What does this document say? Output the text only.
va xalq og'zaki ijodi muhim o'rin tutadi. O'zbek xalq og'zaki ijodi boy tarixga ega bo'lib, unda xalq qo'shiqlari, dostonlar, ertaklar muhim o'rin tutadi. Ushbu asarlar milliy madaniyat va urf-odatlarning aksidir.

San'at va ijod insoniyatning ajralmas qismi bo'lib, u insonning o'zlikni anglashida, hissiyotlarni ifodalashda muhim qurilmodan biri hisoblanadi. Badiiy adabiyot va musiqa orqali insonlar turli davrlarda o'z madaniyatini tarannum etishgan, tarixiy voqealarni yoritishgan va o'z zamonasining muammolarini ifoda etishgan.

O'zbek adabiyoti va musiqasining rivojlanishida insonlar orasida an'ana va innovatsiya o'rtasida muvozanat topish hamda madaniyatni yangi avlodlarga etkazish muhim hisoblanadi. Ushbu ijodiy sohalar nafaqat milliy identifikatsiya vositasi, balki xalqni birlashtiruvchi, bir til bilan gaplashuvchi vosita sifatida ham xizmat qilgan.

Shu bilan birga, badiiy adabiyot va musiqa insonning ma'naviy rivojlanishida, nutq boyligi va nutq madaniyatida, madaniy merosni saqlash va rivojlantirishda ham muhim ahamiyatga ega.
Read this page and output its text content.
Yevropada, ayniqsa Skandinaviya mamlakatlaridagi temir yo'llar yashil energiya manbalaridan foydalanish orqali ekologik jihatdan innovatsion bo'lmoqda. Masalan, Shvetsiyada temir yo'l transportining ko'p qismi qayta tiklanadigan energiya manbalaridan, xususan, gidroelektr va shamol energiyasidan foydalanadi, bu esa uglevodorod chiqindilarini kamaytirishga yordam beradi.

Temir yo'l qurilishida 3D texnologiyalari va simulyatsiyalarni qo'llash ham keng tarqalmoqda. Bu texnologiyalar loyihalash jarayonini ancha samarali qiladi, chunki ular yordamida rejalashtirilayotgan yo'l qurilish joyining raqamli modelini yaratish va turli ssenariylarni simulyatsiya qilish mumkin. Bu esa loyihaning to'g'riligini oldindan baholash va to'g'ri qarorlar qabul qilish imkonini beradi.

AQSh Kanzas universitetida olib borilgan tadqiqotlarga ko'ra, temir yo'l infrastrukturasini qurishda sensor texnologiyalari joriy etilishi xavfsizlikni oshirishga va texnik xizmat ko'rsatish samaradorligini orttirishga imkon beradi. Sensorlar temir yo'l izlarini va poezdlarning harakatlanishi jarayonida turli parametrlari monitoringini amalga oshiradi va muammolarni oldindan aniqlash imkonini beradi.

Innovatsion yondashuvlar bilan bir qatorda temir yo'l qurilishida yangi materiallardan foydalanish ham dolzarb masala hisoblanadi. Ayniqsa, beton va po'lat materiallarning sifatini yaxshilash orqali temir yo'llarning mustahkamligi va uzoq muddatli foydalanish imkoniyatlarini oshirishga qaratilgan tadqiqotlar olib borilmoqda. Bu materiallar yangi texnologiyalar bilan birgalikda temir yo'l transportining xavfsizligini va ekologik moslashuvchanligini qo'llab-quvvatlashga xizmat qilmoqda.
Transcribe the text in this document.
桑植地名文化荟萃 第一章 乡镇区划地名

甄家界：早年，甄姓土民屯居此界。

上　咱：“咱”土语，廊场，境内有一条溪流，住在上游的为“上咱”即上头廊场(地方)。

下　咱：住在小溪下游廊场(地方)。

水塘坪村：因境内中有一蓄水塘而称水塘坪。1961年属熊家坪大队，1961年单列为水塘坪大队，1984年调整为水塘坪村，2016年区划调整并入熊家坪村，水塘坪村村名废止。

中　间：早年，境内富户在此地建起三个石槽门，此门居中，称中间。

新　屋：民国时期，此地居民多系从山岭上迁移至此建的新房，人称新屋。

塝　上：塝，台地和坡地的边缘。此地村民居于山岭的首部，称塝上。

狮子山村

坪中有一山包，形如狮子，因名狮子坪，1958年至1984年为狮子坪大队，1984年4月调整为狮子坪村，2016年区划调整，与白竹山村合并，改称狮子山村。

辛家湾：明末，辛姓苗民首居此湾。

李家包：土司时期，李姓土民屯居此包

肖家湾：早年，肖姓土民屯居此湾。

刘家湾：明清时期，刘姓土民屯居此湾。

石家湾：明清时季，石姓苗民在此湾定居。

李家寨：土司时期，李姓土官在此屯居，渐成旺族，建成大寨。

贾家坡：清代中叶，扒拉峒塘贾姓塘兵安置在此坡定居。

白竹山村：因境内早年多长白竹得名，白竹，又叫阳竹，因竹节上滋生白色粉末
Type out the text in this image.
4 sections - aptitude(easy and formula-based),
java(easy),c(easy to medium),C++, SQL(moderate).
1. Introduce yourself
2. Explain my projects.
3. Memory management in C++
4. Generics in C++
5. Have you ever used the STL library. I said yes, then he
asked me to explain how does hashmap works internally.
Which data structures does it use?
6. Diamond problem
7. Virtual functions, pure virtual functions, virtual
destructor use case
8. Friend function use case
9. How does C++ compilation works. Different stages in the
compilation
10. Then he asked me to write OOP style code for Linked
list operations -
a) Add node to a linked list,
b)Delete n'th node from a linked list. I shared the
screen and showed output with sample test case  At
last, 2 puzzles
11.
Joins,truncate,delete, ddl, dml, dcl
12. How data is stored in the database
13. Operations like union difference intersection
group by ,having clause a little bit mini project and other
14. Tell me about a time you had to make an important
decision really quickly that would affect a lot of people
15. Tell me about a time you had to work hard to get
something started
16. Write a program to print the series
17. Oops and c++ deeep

** Stated task **
Output the lines from the line containing "Type out the text in this image." to the end, both included; add nothing.

** Written reply **
Type out the text in this image.
4 sections - aptitude(easy and formula-based),
java(easy),c(easy to medium),C++, SQL(moderate).
1. Introduce yourself
2. Explain my projects.
3. Memory management in C++
4. Generics in C++
5. Have you ever used the STL library. I said yes, then he
asked me to explain how does hashmap works internally.
Which data structures does it use?
6. Diamond problem
7. Virtual functions, pure virtual functions, virtual
destructor use case
8. Friend function use case
9. How does C++ compilation works. Different stages in the
compilation
10. Then he asked me to write OOP style code for Linked
list operations -
a) Add node to a linked list,
b)Delete n'th node from a linked list. I shared the
screen and showed output with sample test case  At
last, 2 puzzles
11.
Joins,truncate,delete, ddl, dml, dcl
12. How data is stored in the database
13. Operations like union difference intersection
group by ,having clause a little bit mini project and other
14. Tell me about a time you had to make an important
decision really quickly that would affect a lot of people
15. Tell me about a time you had to work hard to get
something started
16. Write a program to print the series
17. Oops and c++ deeep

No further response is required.